Saturday, February 25, 2012

The Home Stretch

With less than two weeks left in the legislative session, there are still a lot of bills moving through the process.  Unfortunately, I have been so busy this session I have not been able to address as many as I would have liked.  Here is an overview of bills you may be interested in, and where they are in the process.

H.B. 13 Offender Registry Review by Rep. Draxler
This bill allows certain sex offenders to petition to have their names removed from the registry.  It has very stringent requirements.  Rep. Peterson wrote a post about the bill on this site, which can be read here. This bill has passed through both the House and Senate and is awaiting the signature of the Governor.

H.B. 33 Firework Amendments by Rep. Dunnigan
This bill decreases the amount of days that fireworks can legally be discharged.  Fireworks will now be allowed from July 1-7, July 21-27, on New Years Eve and during Chinese New Year.  The bill has passed through both bodies, and awaits the signature of the Governor.  Blog post on this bill can be read here.

H.B. 57 Age Difference in Sexual Offenses by Rep. Greenwood
This bill makes it a sexual offense if the is offender is 7 years older than the 16 or 17 year old victim, rather than the 10 year age difference currently in law. The bill is through the House and now must be heard in the Senate.

H.B. 59 Alcohol Beverage Control Act - Liquor Revenues for Public Education  by Rep. Bird
I posted a summary of this bill here. The bill earmarks liquor revenue for the public education fund.  This bill has been waiting to be assigned to a committee for a hearing since the session began.  It was finally assigned to the House Workforce Services Committee, but at this point it is unlikely to be heard.

H.B. 62 Provisions Regarding School Supplies by Rep. Powell
Rep. Powell has run a bill asking the Legislature to allow elementary schools to solicit donations from parents for years.  This was the year he succeeded!  The school may send home a list, with the following verbiage on it: NOTICE: THE ITEMS ON THIS LIST WILL BE USED DURING THE REGULAR SCHOOL DAY. THEY MAY BE BROUGHT FROM HOME ON A VOLUNTARY BASIS; OTHERWISE, THEY WILL BE FURNISHED BY THE SCHOOL.

# # # # #

The exercise: Continue the legislative session bill overview, starting after its last sentence. The material that comes after this passage is not needed here.

Supplied data:
# # # # #

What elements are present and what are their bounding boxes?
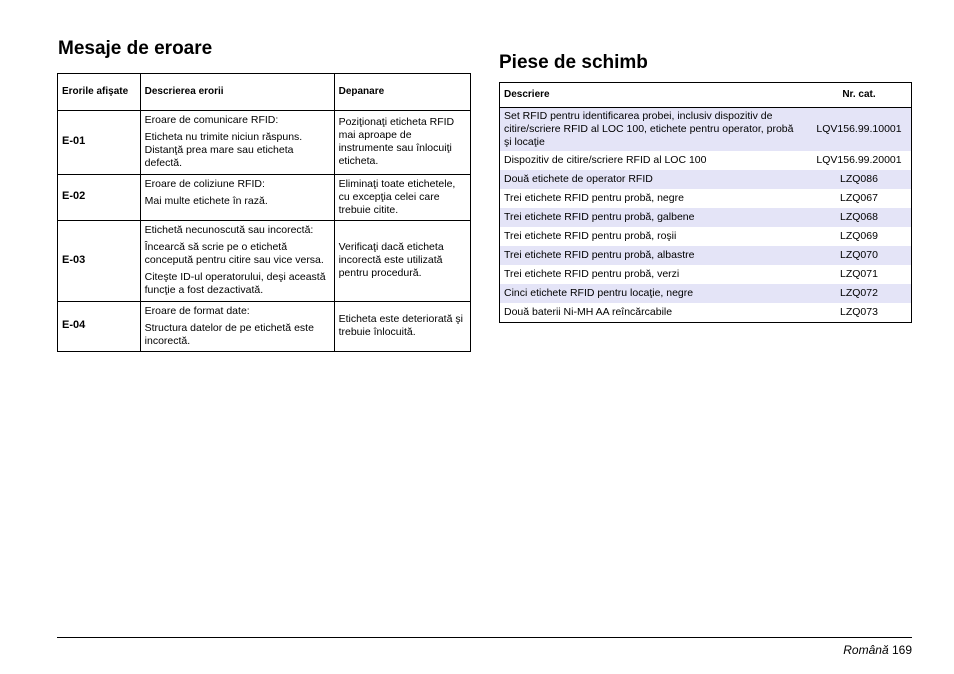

# # # # #

Answer to the exercise:
The bill has passed both bodies of the Legislature and awaits the signature of the Governor.  Look for requests this fall for supplies from your child's school.

H.B. 70 Air Quality Task Force by Rep. Arent
Every year the air quality in Utah can begin to resemble pea soup.  It is disgusting.  It is unhealthy.  Rep. Arent would like meaningful legislation to help improve the quality of the air.  In an attempt to discover what can be done legislatively, this bill ask for a task force to be formed to study the issue of air quality for one year and to make recommendations on legislation.  The bill has passed the House, and now must be heard in the Senate.

H.B. 123 Education Savings Accounts by Rep. Dougall
I mentioned this bill in the post: Does Every Student Cost the Same? The bill has been amended, or changed.  Instead of a sweeping program for all high school students, the bill now will call for a pilot program of 500 students in 11th & 12th grade to be given education savings accounts.  Though the implications of the bill are now less devastating, the basic premise of the bill still remains flawed.  The bill passed the House Education Committee on a vote of 8-6, with Speaker Lockhart appearing to cast her vote in favor of the bill (though the Speaker is on the committee, I think this is only the second time this session she has come and voted - she does that when they need her vote for their desired outcome).  If you have concerns about this bill, now is the time to contact your Representative in the House.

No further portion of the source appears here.